Records from a collection:
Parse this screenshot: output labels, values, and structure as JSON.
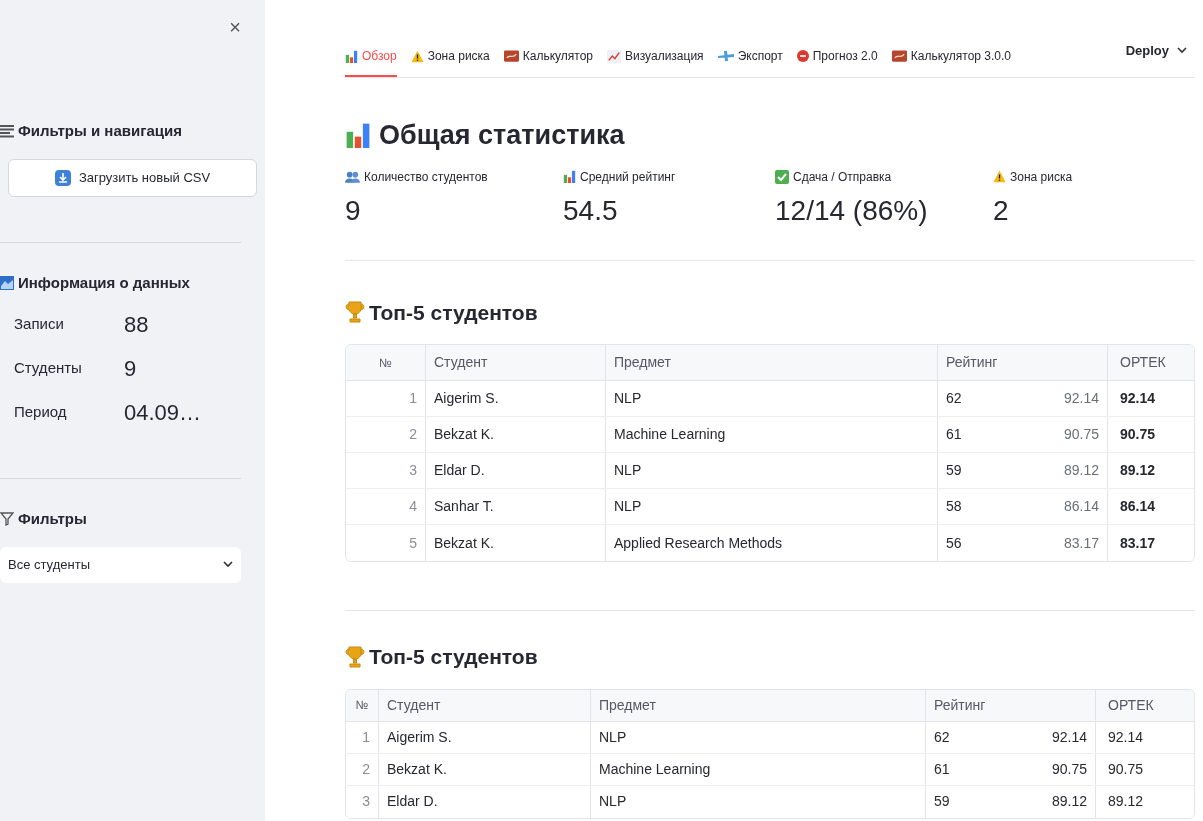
{
  "sidebar": {
    "close": "×",
    "nav_title": "Фильтры и навигация",
    "upload_button": "Загрузить новый CSV",
    "info_title": "Информация о данных",
    "info_rows": [
      {
        "label": "Записи",
        "value": "88"
      },
      {
        "label": "Студенты",
        "value": "9"
      },
      {
        "label": "Период",
        "value": "04.09…"
      }
    ],
    "filters_title": "Фильтры",
    "filter_select": {
      "value": "Все студенты"
    }
  },
  "tabs": [
    {
      "label": "Обзор",
      "selected": true
    },
    {
      "label": "Зона риска",
      "selected": false
    },
    {
      "label": "Калькулятор",
      "selected": false
    },
    {
      "label": "Визуализация",
      "selected": false
    },
    {
      "label": "Экспорт",
      "selected": false
    },
    {
      "label": "Прогноз 2.0",
      "selected": false
    },
    {
      "label": "Калькулятор 3.0.0",
      "selected": false
    }
  ],
  "deploy": "Deploy",
  "stats_title": "Общая статистика",
  "metrics": [
    {
      "label": "Количество студентов",
      "value": "9"
    },
    {
      "label": "Средний рейтинг",
      "value": "54.5"
    },
    {
      "label": "Сдача / Отправка",
      "value": "12/14 (86%)"
    },
    {
      "label": "Зона риска",
      "value": "2"
    }
  ],
  "tables": [
    {
      "title": "Топ-5 студентов",
      "compact": false,
      "bold_total": true,
      "columns": [
        "№",
        "Студент",
        "Предмет",
        "Рейтинг",
        "ОРТЕК"
      ],
      "rows": [
        [
          "1",
          "Aigerim S.",
          "NLP",
          {
            "rating": "62",
            "score": "92.14"
          },
          "92.14"
        ],
        [
          "2",
          "Bekzat K.",
          "Machine Learning",
          {
            "rating": "61",
            "score": "90.75"
          },
          "90.75"
        ],
        [
          "3",
          "Eldar D.",
          "NLP",
          {
            "rating": "59",
            "score": "89.12"
          },
          "89.12"
        ],
        [
          "4",
          "Sanhar T.",
          "NLP",
          {
            "rating": "58",
            "score": "86.14"
          },
          "86.14"
        ],
        [
          "5",
          "Bekzat K.",
          "Applied Research Methods",
          {
            "rating": "56",
            "score": "83.17"
          },
          "83.17"
        ]
      ]
    },
    {
      "title": "Топ-5 студентов",
      "compact": true,
      "bold_total": false,
      "columns": [
        "№",
        "Студент",
        "Предмет",
        "Рейтинг",
        "ОРТЕК"
      ],
      "rows": [
        [
          "1",
          "Aigerim S.",
          "NLP",
          {
            "rating": "62",
            "score": "92.14"
          },
          "92.14"
        ],
        [
          "2",
          "Bekzat K.",
          "Machine Learning",
          {
            "rating": "61",
            "score": "90.75"
          },
          "90.75"
        ],
        [
          "3",
          "Eldar D.",
          "NLP",
          {
            "rating": "59",
            "score": "89.12"
          },
          "89.12"
        ]
      ]
    }
  ]
}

▸ Task directions: Extract the entries in full, exactly as they are, minus the pictures.

▸ Result of this task:
Parse this screenshot: output labels, values, and structure as JSON.
{
  "sidebar": {
    "close": "×",
    "nav_title": "Фильтры и навигация",
    "upload_button": "Загрузить новый CSV",
    "info_title": "Информация о данных",
    "info_rows": [
      {
        "label": "Записи",
        "value": "88"
      },
      {
        "label": "Студенты",
        "value": "9"
      },
      {
        "label": "Период",
        "value": "04.09…"
      }
    ],
    "filters_title": "Фильтры",
    "filter_select": {
      "value": "Все студенты"
    }
  },
  "tabs": [
    {
      "label": "Обзор",
      "selected": true
    },
    {
      "label": "Зона риска",
      "selected": false
    },
    {
      "label": "Калькулятор",
      "selected": false
    },
    {
      "label": "Визуализация",
      "selected": false
    },
    {
      "label": "Экспорт",
      "selected": false
    },
    {
      "label": "Прогноз 2.0",
      "selected": false
    },
    {
      "label": "Калькулятор 3.0.0",
      "selected": false
    }
  ],
  "deploy": "Deploy",
  "stats_title": "Общая статистика",
  "metrics": [
    {
      "label": "Количество студентов",
      "value": "9"
    },
    {
      "label": "Средний рейтинг",
      "value": "54.5"
    },
    {
      "label": "Сдача / Отправка",
      "value": "12/14 (86%)"
    },
    {
      "label": "Зона риска",
      "value": "2"
    }
  ],
  "tables": [
    {
      "title": "Топ-5 студентов",
      "compact": false,
      "bold_total": true,
      "columns": [
        "№",
        "Студент",
        "Предмет",
        "Рейтинг",
        "ОРТЕК"
      ],
      "rows": [
        [
          "1",
          "Aigerim S.",
          "NLP",
          {
            "rating": "62",
            "score": "92.14"
          },
          "92.14"
        ],
        [
          "2",
          "Bekzat K.",
          "Machine Learning",
          {
            "rating": "61",
            "score": "90.75"
          },
          "90.75"
        ],
        [
          "3",
          "Eldar D.",
          "NLP",
          {
            "rating": "59",
            "score": "89.12"
          },
          "89.12"
        ],
        [
          "4",
          "Sanhar T.",
          "NLP",
          {
            "rating": "58",
            "score": "86.14"
          },
          "86.14"
        ],
        [
          "5",
          "Bekzat K.",
          "Applied Research Methods",
          {
            "rating": "56",
            "score": "83.17"
          },
          "83.17"
        ]
      ]
    },
    {
      "title": "Топ-5 студентов",
      "compact": true,
      "bold_total": false,
      "columns": [
        "№",
        "Студент",
        "Предмет",
        "Рейтинг",
        "ОРТЕК"
      ],
      "rows": [
        [
          "1",
          "Aigerim S.",
          "NLP",
          {
            "rating": "62",
            "score": "92.14"
          },
          "92.14"
        ],
        [
          "2",
          "Bekzat K.",
          "Machine Learning",
          {
            "rating": "61",
            "score": "90.75"
          },
          "90.75"
        ],
        [
          "3",
          "Eldar D.",
          "NLP",
          {
            "rating": "59",
            "score": "89.12"
          },
          "89.12"
        ]
      ]
    }
  ]
}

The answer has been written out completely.